_Directive_: Each line containing the word "document" needs to be copied.

_Dataset entries_:
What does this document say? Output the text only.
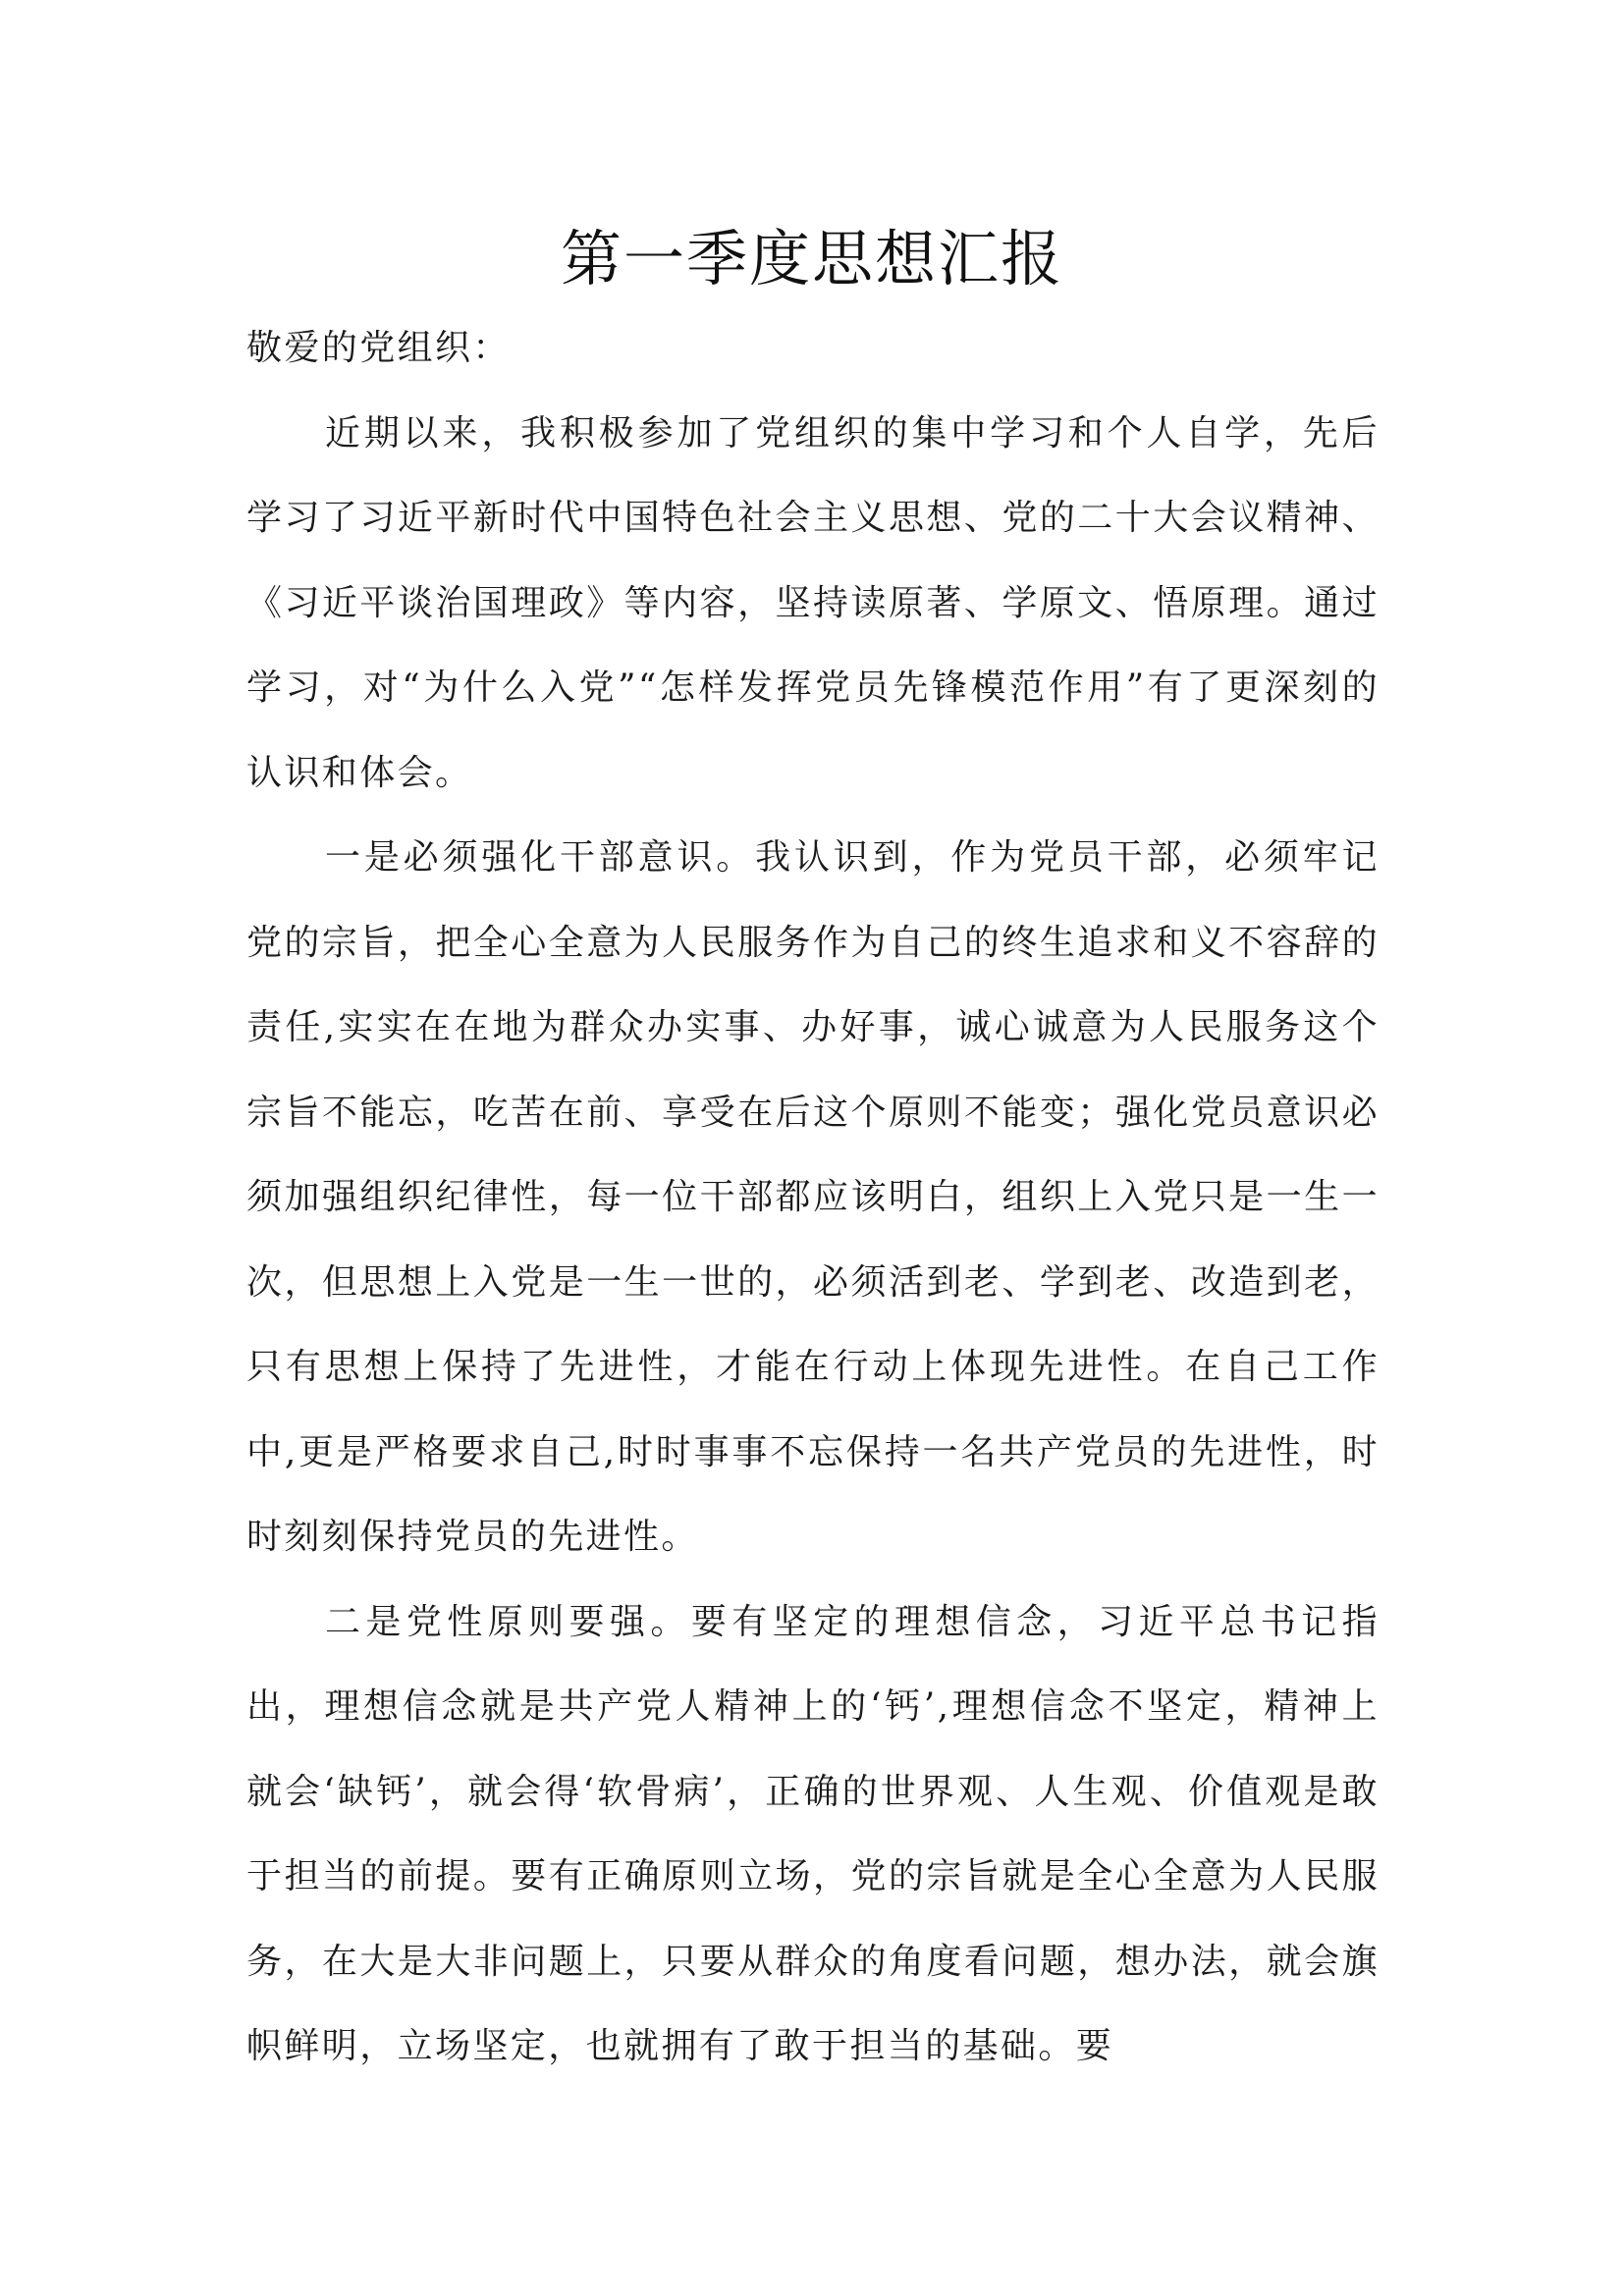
第一季度思想汇报

敬爱的党组织：

近期以来，我积极参加了党组织的集中学习和个人自学，先后学习了习近平新时代中国特色社会主义思想、党的二十大会议精神、《习近平谈治国理政》等内容，坚持读原著、学原文、悟原理。通过学习，对“为什么入党”“怎样发挥党员先锋模范作用”有了更深刻的认识和体会。

一是必须强化干部意识。我认识到，作为党员干部，必须牢记党的宗旨，把全心全意为人民服务作为自己的终生追求和义不容辞的责任,实实在在地为群众办实事、办好事，诚心诚意为人民服务这个宗旨不能忘，吃苦在前、享受在后这个原则不能变；强化党员意识必须加强组织纪律性，每一位干部都应该明白，组织上入党只是一生一次，但思想上入党是一生一世的，必须活到老、学到老、改造到老，只有思想上保持了先进性，才能在行动上体现先进性。在自己工作中,更是严格要求自己,时时事事不忘保持一名共产党员的先进性，时时刻刻保持党员的先进性。

二是党性原则要强。要有坚定的理想信念，习近平总书记指出，理想信念就是共产党人精神上的‘钙’,理想信念不坚定，精神上就会‘缺钙’，就会得‘软骨病’，正确的世界观、人生观、价值观是敢于担当的前提。要有正确原则立场，党的宗旨就是全心全意为人民服务，在大是大非问题上，只要从群众的角度看问题，想办法，就会旗帜鲜明，立场坚定，也就拥有了敢于担当的基础。要
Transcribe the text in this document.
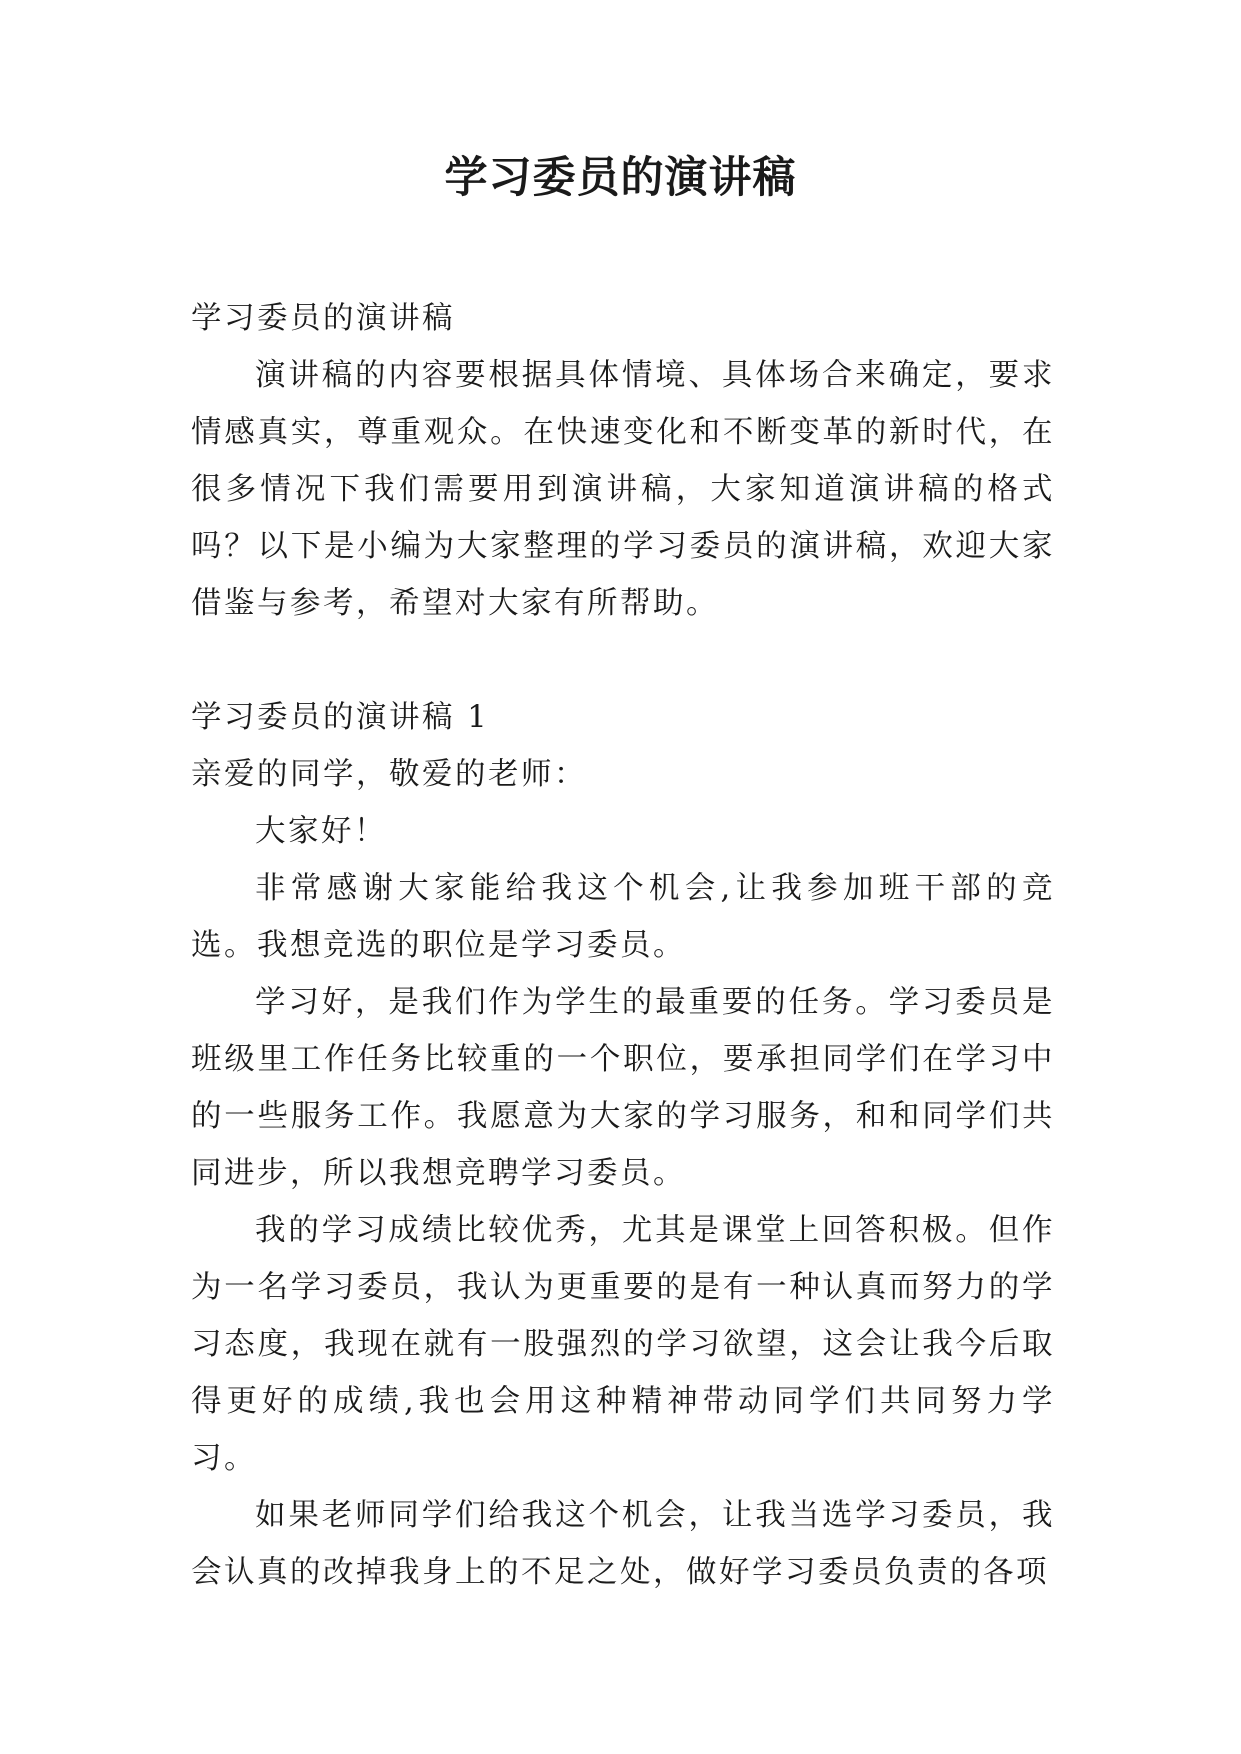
学习委员的演讲稿

学习委员的演讲稿

演讲稿的内容要根据具体情境、具体场合来确定，要求情感真实，尊重观众。在快速变化和不断变革的新时代，在很多情况下我们需要用到演讲稿，大家知道演讲稿的格式吗？以下是小编为大家整理的学习委员的演讲稿，欢迎大家借鉴与参考，希望对大家有所帮助。

学习委员的演讲稿 1

亲爱的同学，敬爱的老师：

大家好！

非常感谢大家能给我这个机会,让我参加班干部的竞选。我想竞选的职位是学习委员。

学习好，是我们作为学生的最重要的任务。学习委员是班级里工作任务比较重的一个职位，要承担同学们在学习中的一些服务工作。我愿意为大家的学习服务，和和同学们共同进步，所以我想竞聘学习委员。

我的学习成绩比较优秀，尤其是课堂上回答积极。但作为一名学习委员，我认为更重要的是有一种认真而努力的学习态度，我现在就有一股强烈的学习欲望，这会让我今后取得更好的成绩,我也会用这种精神带动同学们共同努力学习。

如果老师同学们给我这个机会，让我当选学习委员，我会认真的改掉我身上的不足之处，做好学习委员负责的各项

_Written reply_:
What does this document say? Output the text only.
Transcribe the text in this document.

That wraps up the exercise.